Problema scritto:
Riprendi il testo sulla salatura delle acciughe e scrivi come prosegue dopo la frase che finisce con «più facilmente».

Estratto della pagina:
Fabbrica di lavorazione dell’ardesia,
si trovano nella Val Fontanabuona, a Cicagna, dove c'è due fabbriche
e dove si trova l’ideale; a Pian dei Ratti, da Lavagna verso
Carasco, vicino a Calvari, c’è un fabbricante di piastrelle
d’ardesia, da tre generazioni con cava di proprietà
“globalizzata”.
Anche i marmisti della zona di
Staglieno a Genova, hanno qualcosa in ardesia. I pescivendoli usano
cubi da chilo di marmo, fatti dal marmista ma il marmo diventa
giallo e granuloso perché alla lunga si corrode e puzza.
una plastichetta rotonda 13 cm,
con la scritta per uso alimentare ma che è meglio evitare di usare
perché sta a contatto del sale quasi tutto l'anno e forse non è
del tutto sicuro.
- Per far da peso sono necessarie 4 mattonelle per ogni
arbanella.
Un tempo il coperchio non esisteva e si
rabboccava il liquido che evaporava con acqua salata. Oggi con
l’arbarella danno anche un coperchio di plastica e che non fa
evaporare ed evita i rabbocchi. Questa plastica, ad uso alimentare,
non sta a contatto diretto con la salamoia e quindi si può usare con
maggiore tranquillità.
Dunque con dieci chili di pesce, si
calcola cinque arbanelle di quelle piccole.
Perché 5 arbanelle ?
Una serve di rabbocco e 12 mesi all'anno diviso 4 arbanelle fa un
consumo di una arbanella ogni tre mesi. Sono 7,5 strati da 12
acciughe, per cui sono 2,5 strati al mese, sono 28 acciughe al mese,
sono 7 acciughe alla settimana, che si mettono nella pizza d'inverno
o si mangiano crude sott’olio d'estate, quando aumenta la richiesta
corporea di sale.
Salatura
delle acciughe
Periodo
Per mettere le acciughe sotto sale, la luna migliore è la Luna
piena di luglio; perché alla Luna piena di luglio, tutte le acciughe
raggiungono la loro massima grossezza però va bene anche la Luna
piena di maggio e di giugno ma alla Luna di maggio, ci sono mischiati
assieme i riproduttori grossi dell'anno precedente e il novellame più
piccolo. Se si mettono giù le acciughe alla Luna piena di maggio, su
dieci arbanelle, si hanno sette arbanelle di acciughe grosse e tre
con acciughe di grossezza media, alla Luna di giugno le acciughe di
grossezza media sono un po' più grosse ma alla Luna piena di luglio
le acciughe sono tutte della grossezza massima. Le ave le mettevano
giù a maggio ma nell’Italia del Sud le mettono giù a luglio.
Cosa c'entra la Luna ?Effettivamente le acciughe si
prendono anche senza Luna però con la Luna piena e il caldo, le
acciughe vengono in superficie e se ne prende di più e più
facilmente.

Dati grezzi:
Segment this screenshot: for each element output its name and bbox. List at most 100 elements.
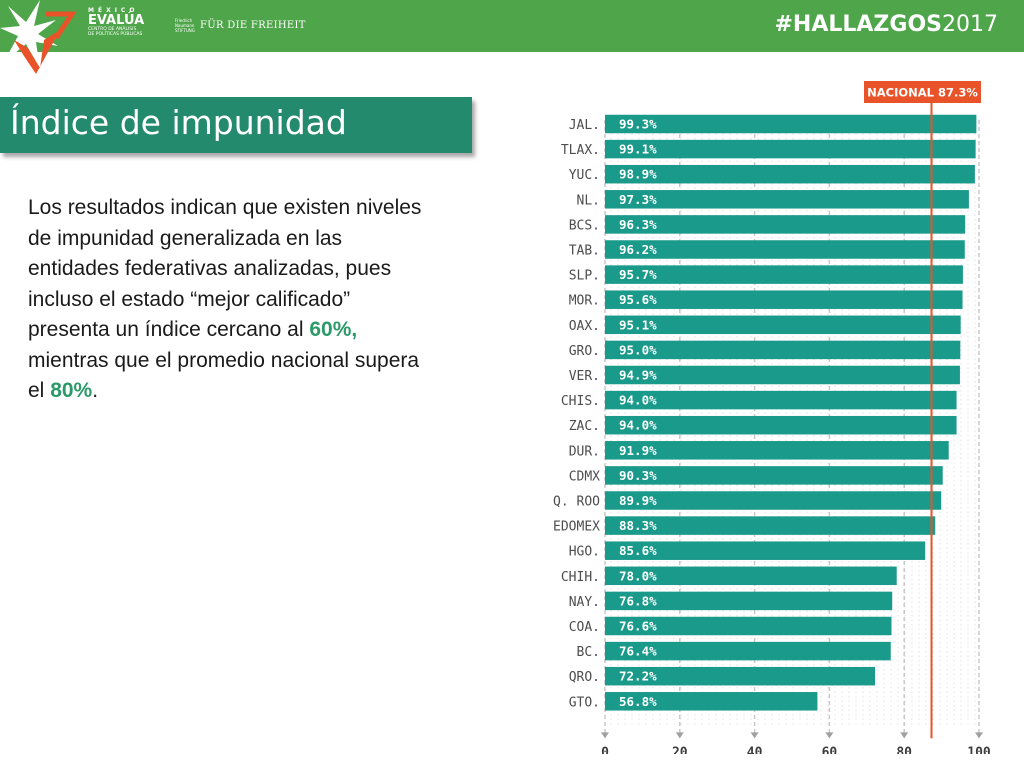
bar bbox=[605, 616, 892, 636]
header-bar: MÉXICO EVALÚA CENTRO DE ANÁLISIS DE POLÍ… bbox=[0, 0, 1024, 74]
category-label: CDMX bbox=[569, 469, 600, 484]
bar bbox=[605, 315, 961, 335]
hashtag-title: #HALLAZGOS2017 bbox=[775, 12, 999, 37]
bar-value-label: 88.3% bbox=[619, 518, 657, 533]
category-label: TLAX. bbox=[561, 143, 600, 158]
body-text-1: Los resultados indican que existen nivel… bbox=[28, 196, 422, 341]
category-label: CHIH. bbox=[561, 570, 600, 585]
bar-value-label: 95.6% bbox=[619, 292, 657, 307]
x-tick-arrow bbox=[675, 732, 684, 739]
x-tick-label: 40 bbox=[747, 745, 763, 754]
x-tick-arrow bbox=[975, 732, 983, 739]
category-label: BC. bbox=[577, 645, 600, 660]
bar-value-label: 94.9% bbox=[619, 368, 657, 383]
category-label: VER. bbox=[569, 369, 600, 384]
bar-value-label: 89.9% bbox=[619, 493, 657, 508]
bar bbox=[605, 516, 936, 535]
bar-value-label: 95.7% bbox=[619, 267, 657, 282]
category-label: JAL. bbox=[569, 118, 600, 133]
x-tick-arrow bbox=[601, 732, 609, 739]
bar bbox=[605, 390, 957, 410]
slide-title: Índice de impunidad bbox=[10, 103, 347, 142]
partner-main-text: FÜR DIE FREIHEIT bbox=[200, 20, 306, 31]
category-label: ZAC. bbox=[569, 419, 600, 434]
bar bbox=[605, 591, 893, 611]
bar bbox=[605, 566, 897, 586]
bar bbox=[605, 415, 957, 435]
x-tick-label: 0 bbox=[601, 745, 609, 754]
brand-line-3: CENTRO DE ANÁLISIS bbox=[88, 27, 137, 32]
x-tick-label: 20 bbox=[672, 745, 688, 754]
category-label: YUC. bbox=[569, 168, 600, 183]
x-tick-arrow bbox=[900, 732, 909, 739]
bar-value-label: 98.9% bbox=[619, 167, 657, 182]
bar bbox=[605, 641, 891, 661]
category-label: TAB. bbox=[569, 244, 600, 259]
brand-line-1: MÉXICO bbox=[88, 7, 139, 14]
category-label: OAX. bbox=[569, 319, 600, 334]
category-label: NAY. bbox=[569, 595, 600, 610]
impunity-bar-chart: 99.3% JAL. 99.1% TLAX. 98.9% YUC. 97.3% NL. 96.3… bbox=[553, 81, 991, 754]
category-label: CHIS. bbox=[561, 394, 600, 409]
bar bbox=[605, 692, 818, 711]
x-tick-label: 60 bbox=[822, 745, 838, 754]
bar bbox=[605, 190, 969, 209]
category-label: BCS. bbox=[569, 218, 600, 233]
category-label: DUR. bbox=[569, 444, 600, 459]
bar-value-label: 94.0% bbox=[619, 418, 657, 433]
bar-value-label: 72.2% bbox=[619, 669, 657, 684]
bar-value-label: 95.1% bbox=[619, 317, 657, 332]
body-text-3: . bbox=[92, 379, 99, 402]
bar bbox=[605, 365, 960, 385]
national-reference-badge bbox=[864, 81, 981, 103]
category-label: NL. bbox=[577, 193, 600, 208]
hashtag-year: 2017 bbox=[942, 12, 998, 37]
category-label: HGO. bbox=[569, 545, 600, 560]
category-label: SLP. bbox=[569, 269, 600, 284]
bar-value-label: 76.8% bbox=[619, 593, 657, 608]
category-label: COA. bbox=[569, 620, 600, 635]
x-tick-arrow bbox=[750, 732, 759, 739]
body-highlight-2: 80% bbox=[50, 379, 93, 402]
x-tick-label: 80 bbox=[896, 745, 912, 754]
body-text-2: mientras que el promedio nacional supera… bbox=[28, 348, 420, 403]
body-highlight-1: 60%, bbox=[309, 318, 358, 341]
bar-value-label: 78.0% bbox=[619, 568, 657, 583]
bar-value-label: 56.8% bbox=[619, 694, 657, 709]
x-tick-arrow bbox=[825, 732, 834, 739]
bar-value-label: 94.0% bbox=[619, 393, 657, 408]
partner-small-text: Friedrich Naumann STIFTUNG bbox=[175, 18, 195, 33]
x-tick-label: 100 bbox=[967, 745, 991, 754]
bar bbox=[605, 265, 963, 284]
bar-value-label: 99.1% bbox=[619, 142, 657, 157]
category-label: QRO. bbox=[569, 670, 600, 685]
bar bbox=[605, 466, 943, 485]
national-reference-label: NACIONAL 87.3% bbox=[867, 86, 978, 100]
category-label: GRO. bbox=[569, 344, 600, 359]
bar bbox=[605, 290, 963, 309]
bar bbox=[605, 164, 975, 184]
bar-value-label: 99.3% bbox=[619, 117, 657, 132]
bar bbox=[605, 541, 926, 560]
body-paragraph: Los resultados indican que existen nivel… bbox=[28, 193, 428, 407]
mexico-evalua-logo-icon bbox=[0, 0, 77, 74]
bar bbox=[605, 240, 965, 259]
bar bbox=[605, 441, 949, 460]
bar-value-label: 97.3% bbox=[619, 192, 657, 207]
category-label: EDOMEX bbox=[553, 520, 600, 535]
bar-value-label: 96.2% bbox=[619, 242, 657, 257]
bar-value-label: 91.9% bbox=[619, 443, 657, 458]
brand-line-4: DE POLÍTICAS PÚBLICAS bbox=[88, 32, 143, 37]
bar-value-label: 76.6% bbox=[619, 619, 657, 634]
bar bbox=[605, 114, 977, 134]
hashtag-bold: #HALLAZGOS bbox=[774, 12, 943, 37]
bar bbox=[605, 215, 966, 234]
bar-value-label: 96.3% bbox=[619, 217, 657, 232]
bar-value-label: 90.3% bbox=[619, 468, 657, 483]
bar bbox=[605, 666, 876, 686]
brand-logo-text: MÉXICO EVALÚA CENTRO DE ANÁLISIS DE POLÍ… bbox=[88, 7, 144, 37]
bar-value-label: 85.6% bbox=[619, 543, 657, 558]
bar-value-label: 95.0% bbox=[619, 342, 657, 357]
category-label: MOR. bbox=[569, 294, 600, 309]
bar bbox=[605, 491, 942, 510]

Soluzione esercizio:
Tanto per dire delle cifre a Genova, nel 2002, alla Luna di maggio
si pagavano 2,5 euro al chilo, comprando 16 chili, due cassette, di
acciughe fresche dell'Adriatico, pescate la notte e vendute il
pomeriggio successivo; talvolta vengono dalla Turchia, che in alta
stagione sono belle grosse ma possono contenere l'Anchilostoma nelle
interiora, che non è un problema perché non va nelle carni e se per
caso ci schizzasse sopra, verrebbe disidratato e ucciso dalla
salamoia. Il pericolo della anchilostomiasi sussiste solo per
acciughe turche consumate crude, con olio e limone, solitamente in
alta stagione, quando l'inquinamento è più marcato.
A giugno
siamo già sui 6 euro al chilo e a luglio non si trovano a meno di 8
euro al chilo.
Le acciughe del mese di agosto non vanno bene per
essere messe sotto sale, perché grosse non ce n'è più e sono tutte
alici. Le alici messe sotto sale sono talmente piccole che nel
processo di salatura si dissolvono e nel processo di dissalatura
vanno a finire in niente, tutte sciolte nell'acqua. Malgrado ciò, si
può incontrare dei commercianti improvvisati pescivendoli e che
pretendono di vendere le alici a caro prezzo, da salare, sostenendo
che sono le migliori.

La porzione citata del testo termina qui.